Data excerpts:
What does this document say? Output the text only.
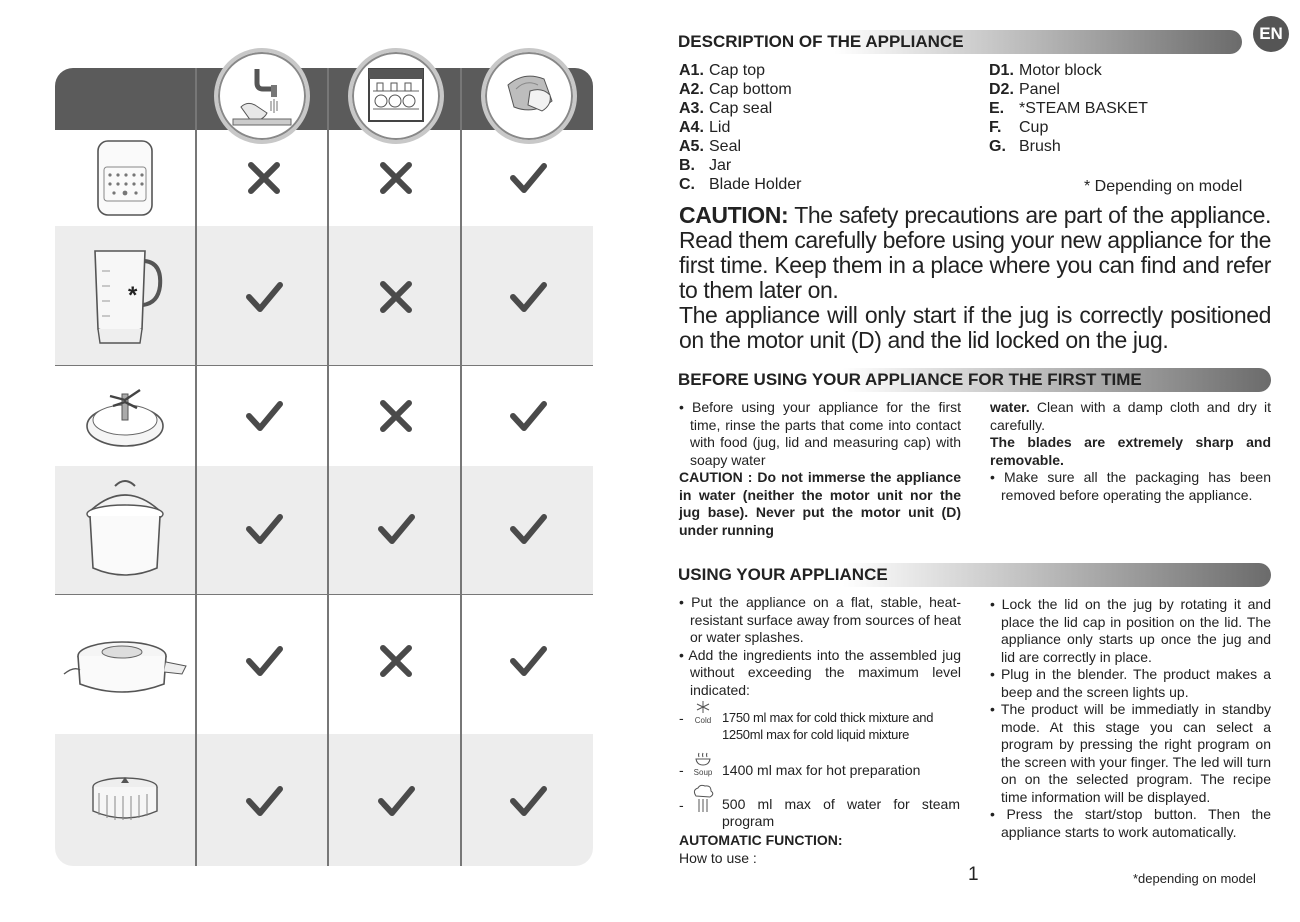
*
EN
DESCRIPTION OF THE APPLIANCE
A1. Cap top
A2. Cap bottom
A3. Cap seal
A4. Lid
A5. Seal
B. Jar
C. Blade Holder
D1. Motor block
D2. Panel
E. *STEAM BASKET
F. Cup
G. Brush
* Depending on model
CAUTION: The safety precautions are part of the appliance. Read them carefully before using your new appliance for the first time. Keep them in a place where you can find and refer to them later on.
The appliance will only start if the jug is correctly positioned on the motor unit (D) and the lid locked on the jug.
BEFORE USING YOUR APPLIANCE FOR THE FIRST TIME

• Before using your appliance for the first time, rinse the parts that come into contact with food (jug, lid and measuring cap) with soapy water

CAUTION : Do not immerse the appliance in water (neither the motor unit nor the jug base). Never put the motor unit (D) under running

water. Clean with a damp cloth and dry it carefully.

The blades are extremely sharp and removable.

• Make sure all the packaging has been removed before operating the appliance.

USING YOUR APPLIANCE

• Put the appliance on a flat, stable, heat-resistant surface away from sources of heat or water splashes.

• Add the ingredients into the assembled jug without exceeding the maximum level indicated:

-	Cold 1750 ml max for cold thick mixture and
1250ml max for cold liquid mixture
-	Soup 1400 ml max for hot preparation
-	500 ml max of water for steam
program
AUTOMATIC FUNCTION:
How to use :

• Lock the lid on the jug by rotating it and place the lid cap in position on the lid. The appliance only starts up once the jug and lid are correctly in place.

• Plug in the blender. The product makes a beep and the screen lights up.

• The product will be immediatly in standby mode. At this stage you can select a program by pressing the right program on the screen with your finger. The led will turn on on the selected program. The recipe time information will be displayed.

• Press the start/stop button. Then the appliance starts to work automatically.

*depending on model
1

-- What you are asked to do --
Go through the listing above and write it all out exactly, leaving out any picture.

-- Output for this task --
What does this document say? Output the text only.
*
EN
DESCRIPTION OF THE APPLIANCE
A1. Cap top
A2. Cap bottom
A3. Cap seal
A4. Lid
A5. Seal
B. Jar
C. Blade Holder
D1. Motor block
D2. Panel
E. *STEAM BASKET
F. Cup
G. Brush
* Depending on model
CAUTION: The safety precautions are part of the appliance. Read them carefully before using your new appliance for the first time. Keep them in a place where you can find and refer to them later on.
The appliance will only start if the jug is correctly positioned on the motor unit (D) and the lid locked on the jug.
BEFORE USING YOUR APPLIANCE FOR THE FIRST TIME

• Before using your appliance for the first time, rinse the parts that come into contact with food (jug, lid and measuring cap) with soapy water

CAUTION : Do not immerse the appliance in water (neither the motor unit nor the jug base). Never put the motor unit (D) under running

water. Clean with a damp cloth and dry it carefully.

The blades are extremely sharp and removable.

• Make sure all the packaging has been removed before operating the appliance.

USING YOUR APPLIANCE

• Put the appliance on a flat, stable, heat-resistant surface away from sources of heat or water splashes.

• Add the ingredients into the assembled jug without exceeding the maximum level indicated:

-	Cold 1750 ml max for cold thick mixture and
1250ml max for cold liquid mixture
-	Soup 1400 ml max for hot preparation
-	500 ml max of water for steam
program
AUTOMATIC FUNCTION:
How to use :

• Lock the lid on the jug by rotating it and place the lid cap in position on the lid. The appliance only starts up once the jug and lid are correctly in place.

• Plug in the blender. The product makes a beep and the screen lights up.

• The product will be immediatly in standby mode. At this stage you can select a program by pressing the right program on the screen with your finger. The led will turn on on the selected program. The recipe time information will be displayed.

• Press the start/stop button. Then the appliance starts to work automatically.

*depending on model
1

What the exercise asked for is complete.